[Stored data entries]
────────────────────────────────────────

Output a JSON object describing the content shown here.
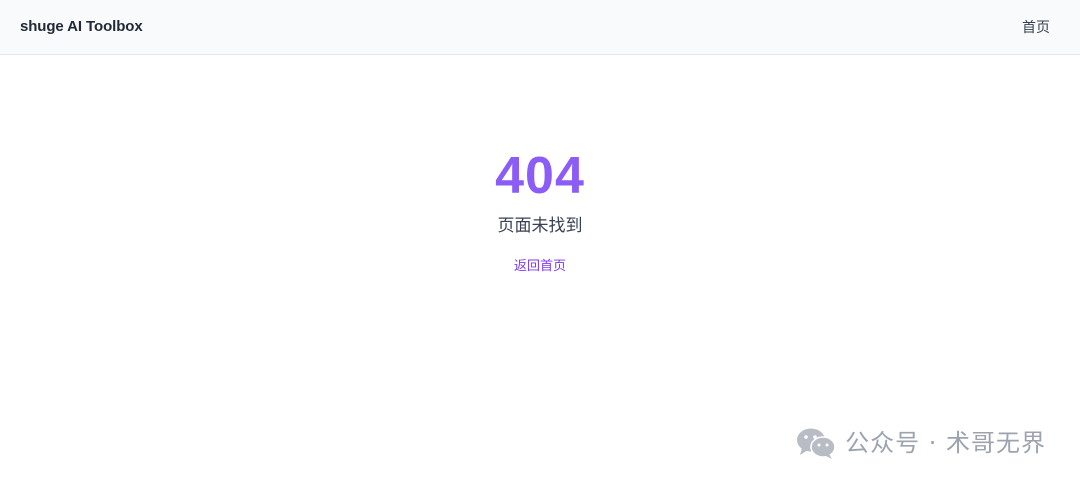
{
  "navbar": {
    "brand": "shuge AI Toolbox",
    "home_link": "首页"
  },
  "error": {
    "code": "404",
    "message": "页面未找到",
    "back_link": "返回首页"
  },
  "watermark": {
    "icon": "wechat-icon",
    "text": "公众号 · 术哥无界"
  },
  "colors": {
    "accent": "#8b5cf6",
    "link": "#7c3aed",
    "navbar_bg": "#f9fafb",
    "text_dark": "#1f2937",
    "watermark": "#9ca3af"
  }
}
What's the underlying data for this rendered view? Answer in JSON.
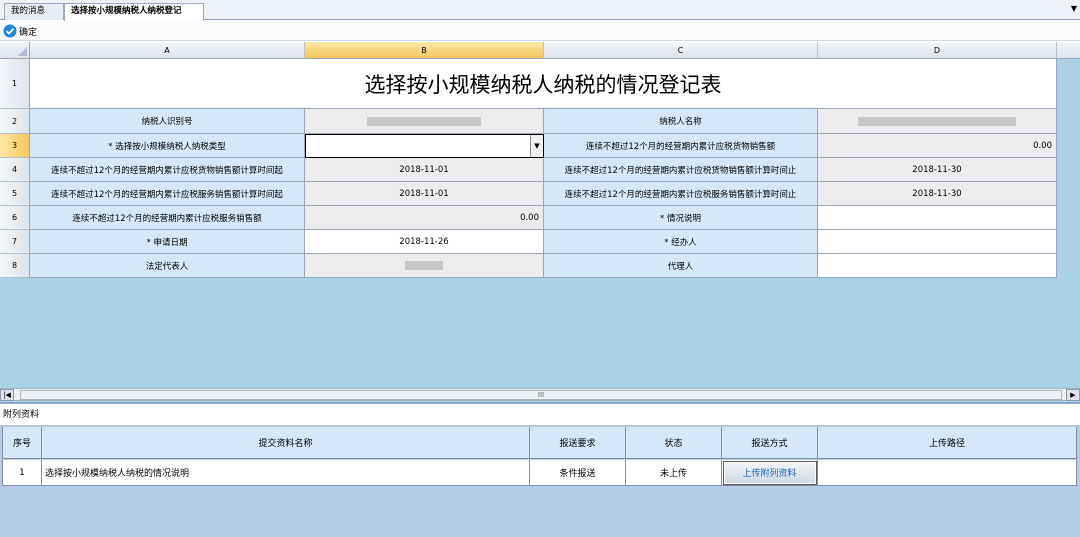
{
  "tabs": {
    "messages": "我的消息",
    "active": "选择按小规模纳税人纳税登记"
  },
  "toolbar": {
    "confirm_label": "确定",
    "confirm_icon": "check-circle-icon"
  },
  "sheet": {
    "columns": [
      "A",
      "B",
      "C",
      "D"
    ],
    "selected_column": "B",
    "selected_row": "3",
    "rows": [
      "1",
      "2",
      "3",
      "4",
      "5",
      "6",
      "7",
      "8"
    ],
    "title": "选择按小规模纳税人纳税的情况登记表",
    "r2": {
      "a": "纳税人识别号",
      "c": "纳税人名称"
    },
    "r3": {
      "a": "* 选择按小规模纳税人纳税类型",
      "b": "",
      "c": "连续不超过12个月的经营期内累计应税货物销售额",
      "d": "0.00"
    },
    "r4": {
      "a": "连续不超过12个月的经营期内累计应税货物销售额计算时间起",
      "b": "2018-11-01",
      "c": "连续不超过12个月的经营期内累计应税货物销售额计算时间止",
      "d": "2018-11-30"
    },
    "r5": {
      "a": "连续不超过12个月的经营期内累计应税服务销售额计算时间起",
      "b": "2018-11-01",
      "c": "连续不超过12个月的经营期内累计应税服务销售额计算时间止",
      "d": "2018-11-30"
    },
    "r6": {
      "a": "连续不超过12个月的经营期内累计应税服务销售额",
      "b": "0.00",
      "c": "* 情况说明",
      "d": ""
    },
    "r7": {
      "a": "* 申请日期",
      "b": "2018-11-26",
      "c": "* 经办人",
      "d": ""
    },
    "r8": {
      "a": "法定代表人",
      "c": "代理人",
      "d": ""
    }
  },
  "scrollbar": {
    "grip": "III"
  },
  "attachments": {
    "section_title": "附列资料",
    "headers": [
      "序号",
      "提交资料名称",
      "报送要求",
      "状态",
      "报送方式",
      "上传路径"
    ],
    "rows": [
      {
        "no": "1",
        "name": "选择按小规模纳税人纳税的情况说明",
        "requirement": "条件报送",
        "status": "未上传",
        "action": "上传附列资料",
        "path": ""
      }
    ]
  },
  "colors": {
    "label_bg": "#d6e7f7",
    "gray_bg": "#ececec",
    "sheet_bg": "#a9d1e3",
    "selected_header": "#f5c85a",
    "upload_text": "#1a5fb4"
  }
}
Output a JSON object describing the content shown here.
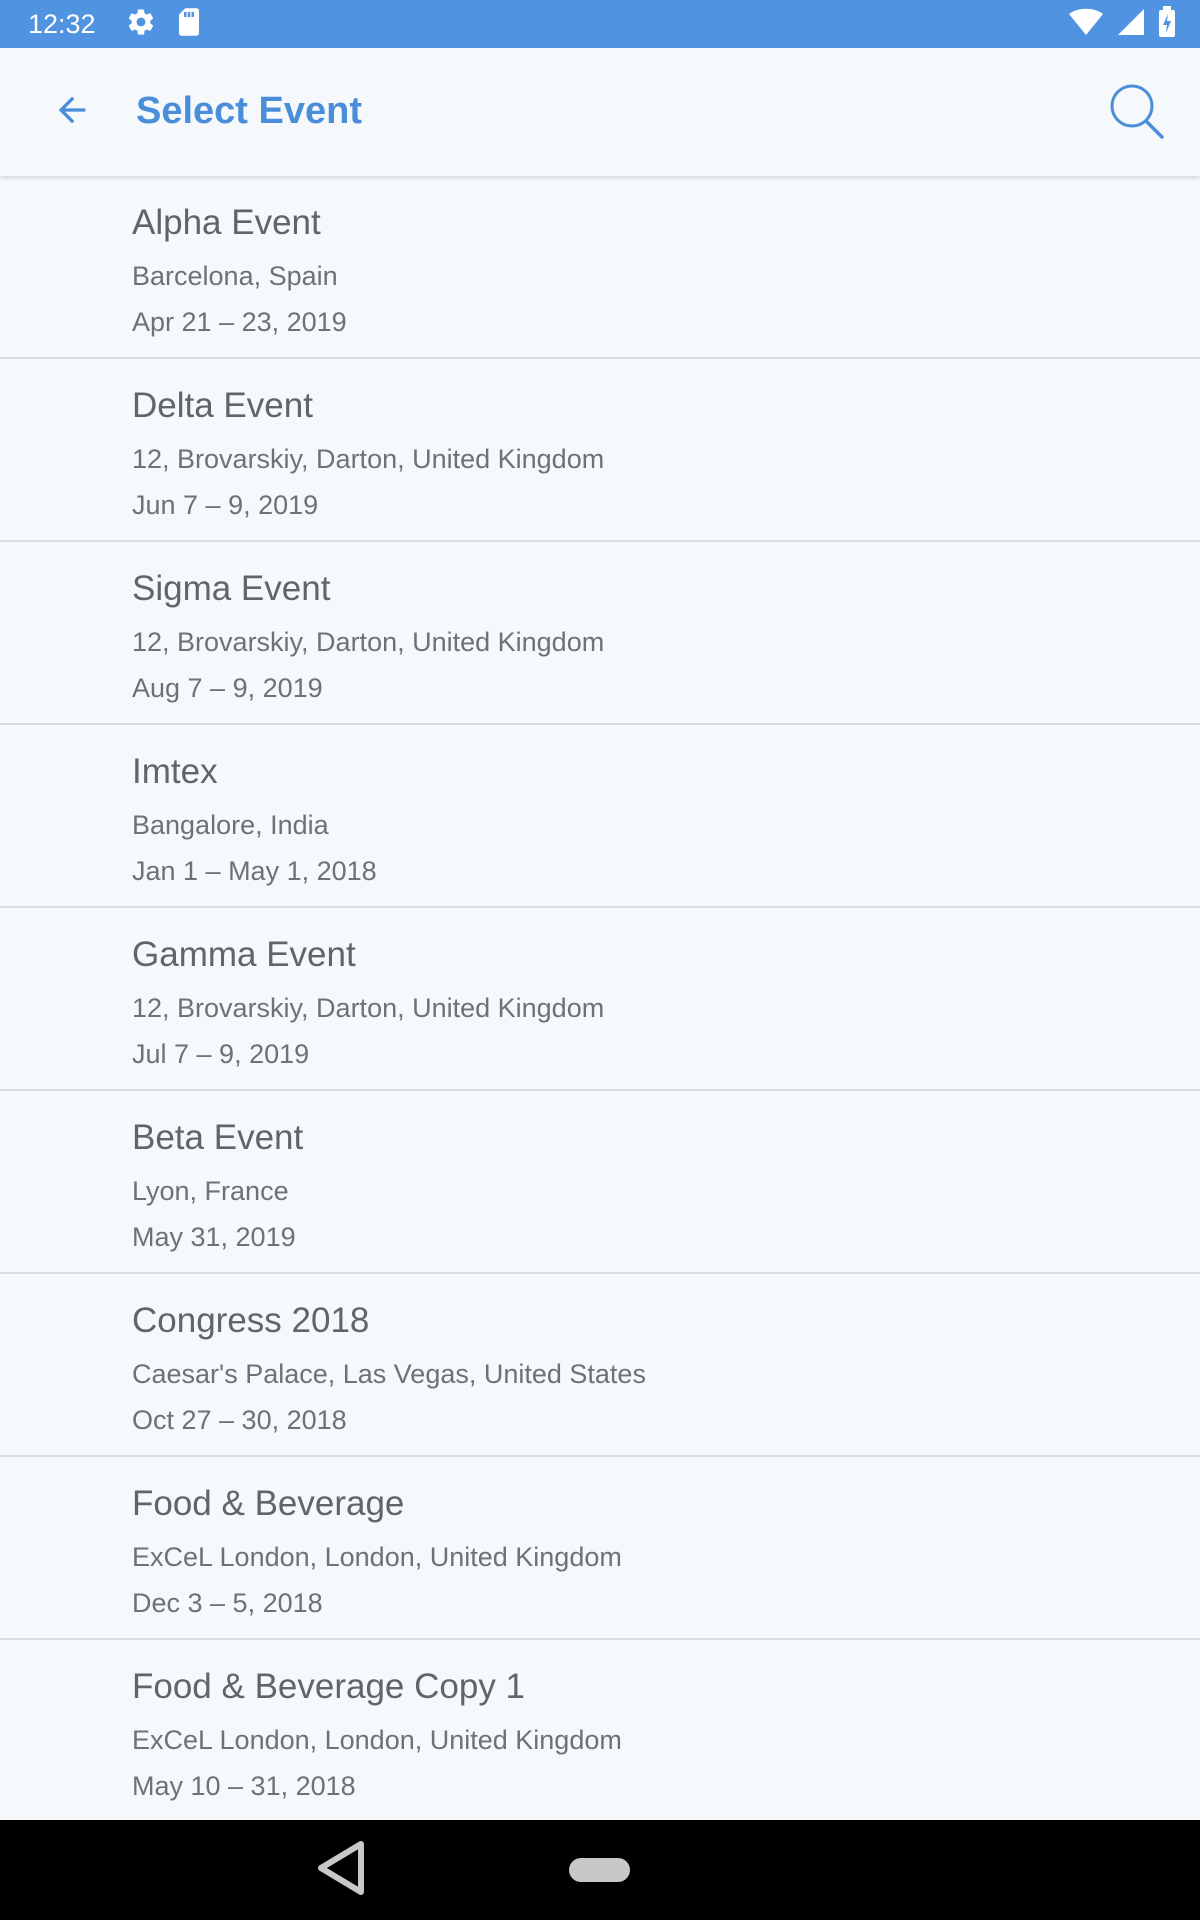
{
  "status_bar": {
    "time": "12:32",
    "icons": [
      "settings-icon",
      "sd-card-icon",
      "wifi-icon",
      "cell-signal-icon",
      "battery-charging-icon"
    ]
  },
  "app_bar": {
    "title": "Select Event",
    "back_icon": "arrow-back-icon",
    "search_icon": "search-icon"
  },
  "events": [
    {
      "name": "Alpha Event",
      "location": "Barcelona, Spain",
      "dates": "Apr 21 – 23, 2019"
    },
    {
      "name": "Delta Event",
      "location": "12, Brovarskiy, Darton, United Kingdom",
      "dates": "Jun 7 – 9, 2019"
    },
    {
      "name": "Sigma Event",
      "location": "12, Brovarskiy, Darton, United Kingdom",
      "dates": "Aug 7 – 9, 2019"
    },
    {
      "name": "Imtex",
      "location": "Bangalore, India",
      "dates": "Jan 1 – May 1, 2018"
    },
    {
      "name": "Gamma Event",
      "location": "12, Brovarskiy, Darton, United Kingdom",
      "dates": "Jul 7 – 9, 2019"
    },
    {
      "name": "Beta Event",
      "location": "Lyon, France",
      "dates": "May 31, 2019"
    },
    {
      "name": "Congress 2018",
      "location": "Caesar's Palace, Las Vegas, United States",
      "dates": "Oct 27 – 30, 2018"
    },
    {
      "name": "Food & Beverage",
      "location": "ExCeL London, London, United Kingdom",
      "dates": "Dec 3 – 5, 2018"
    },
    {
      "name": "Food & Beverage Copy 1",
      "location": "ExCeL London, London, United Kingdom",
      "dates": "May 10 – 31, 2018"
    }
  ],
  "nav_bar": {
    "back_icon": "nav-back-triangle-icon",
    "home_icon": "home-pill-icon"
  },
  "colors": {
    "status_bar": "#5093e1",
    "accent": "#4a8ed9",
    "background": "#f6f9fc",
    "divider": "#d9dce0",
    "nav_bar": "#000000"
  }
}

────────────────────────────────────────

* **The exercise**:
Figure out how many lines of the data above include "Beverage", then give the number and nothing more.

* **Result for this task**:
2